Posted on March 10, 2011

Here, in plain language, is an explanation of the Conservative “In and out” scheme

Canada’s election laws set a limit on what federal campaigns can spend, in order to ensure a level playing field between parties, so that our elections are both free and fair.

These laws help ensure that people and not money determine the outcome of an election.

The four top Conservatives officials who ran the 2006 campaign have been charged with breaking those laws by exceeding the spending on national ads by $1.2-million.

They have been charged with electoral fraud, which is by definition, breaking the law to affect the outcome of an election. The charges were laid by the Director of Public Prosecutions – an office created in 2006 by Stephen Harper. If found guilty, the accused could go to jail.

Aside from the charge of election fraud, the way the scheme was carried out also involves allegations of forgery and an attempt on the part of 67 individual Conservative campaigns – 1 in 5 candidates in the 2006 election – to secure $777,000 in taxpayer funds they weren’t entitled to.

THE ACCUSED

The four people who ran the Conservative campaign in 2006 are charged:

  • Senator Doug Finley, Campaign Manager
  • Senator Irving Gerstein, Fundraiser
  • Michael Geniron Executive Director
  • Susan Kehoe, Chief Financial Officer

THE CHARGES

  • It is alleged that in the 2006 election, the Conservative campaign deliberately broke the legal spending limit by $1.2-million, in an attempt to elect Conservative MPs in battleground ridings. Already at their national legal limit, they used money from local campaigns on ads with no benefit to the ridings they took the money from. One Conservative Candidate whose main competition was the NDP got an anti-Liberal ad.
  • In order to conceal the $1.2 million, the Conservative national campaign tried to create the impression the spending occcurred at the level of individual campaigns. To achieve this, they split up the $1.2-million and, in a 24 hour period, “washed” it in and out of 67 individual Conservative campaigns for MP: Hence the name, “in and out.”

=== Data extract ===

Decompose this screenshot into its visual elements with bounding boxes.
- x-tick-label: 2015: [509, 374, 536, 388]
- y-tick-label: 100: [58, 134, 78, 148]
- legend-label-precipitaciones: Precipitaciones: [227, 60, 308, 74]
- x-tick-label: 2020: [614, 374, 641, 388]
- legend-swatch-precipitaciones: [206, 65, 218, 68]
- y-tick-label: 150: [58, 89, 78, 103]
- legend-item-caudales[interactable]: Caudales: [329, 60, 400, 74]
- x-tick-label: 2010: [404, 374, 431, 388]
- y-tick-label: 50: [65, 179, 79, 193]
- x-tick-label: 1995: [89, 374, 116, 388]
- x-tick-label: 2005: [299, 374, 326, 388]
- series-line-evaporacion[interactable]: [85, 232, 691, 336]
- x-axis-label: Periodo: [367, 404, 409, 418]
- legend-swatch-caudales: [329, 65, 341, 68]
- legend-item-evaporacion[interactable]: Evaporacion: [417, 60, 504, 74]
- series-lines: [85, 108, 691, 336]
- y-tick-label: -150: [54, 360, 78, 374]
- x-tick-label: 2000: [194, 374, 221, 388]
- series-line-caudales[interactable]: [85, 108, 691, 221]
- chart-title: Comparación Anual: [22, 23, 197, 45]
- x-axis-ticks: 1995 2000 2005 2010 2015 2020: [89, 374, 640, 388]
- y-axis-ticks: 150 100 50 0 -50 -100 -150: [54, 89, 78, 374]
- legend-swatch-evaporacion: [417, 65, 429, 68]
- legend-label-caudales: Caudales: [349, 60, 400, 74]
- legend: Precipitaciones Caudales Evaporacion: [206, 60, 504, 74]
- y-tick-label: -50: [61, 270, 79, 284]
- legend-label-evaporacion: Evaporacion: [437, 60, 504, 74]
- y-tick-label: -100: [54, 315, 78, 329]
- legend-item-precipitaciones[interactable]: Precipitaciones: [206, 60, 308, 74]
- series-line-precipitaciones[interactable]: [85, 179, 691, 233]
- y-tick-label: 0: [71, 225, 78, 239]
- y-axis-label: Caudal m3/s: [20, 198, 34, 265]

=== Tasks to perform ===
1. Retype the passage from the explanation of the Conservative "In and out" scheme, from "Here, in plain" to "determine the outcome of an election.".
2. In the entries, from the first line through the line with "- series-line-evaporacion[interactable]: [85, 232, 691, 336]", rename "x-tick-label" as "year-label" and leave everything else unchanged. Give back only those lines.

=== Solutions in order ===
1.
Here, in plain language, is an explanation of the Conservative “In and out” scheme

Canada’s election laws set a limit on what federal campaigns can spend, in order to ensure a level playing field between parties, so that our elections are both free and fair.

These laws help ensure that people and not money determine the outcome of an election.

2.
Decompose this screenshot into its visual elements with bounding boxes.
- year-label: 2015: [509, 374, 536, 388]
- y-tick-label: 100: [58, 134, 78, 148]
- legend-label-precipitaciones: Precipitaciones: [227, 60, 308, 74]
- year-label: 2020: [614, 374, 641, 388]
- legend-swatch-precipitaciones: [206, 65, 218, 68]
- y-tick-label: 150: [58, 89, 78, 103]
- legend-item-caudales[interactable]: Caudales: [329, 60, 400, 74]
- year-label: 2010: [404, 374, 431, 388]
- y-tick-label: 50: [65, 179, 79, 193]
- year-label: 1995: [89, 374, 116, 388]
- year-label: 2005: [299, 374, 326, 388]
- series-line-evaporacion[interactable]: [85, 232, 691, 336]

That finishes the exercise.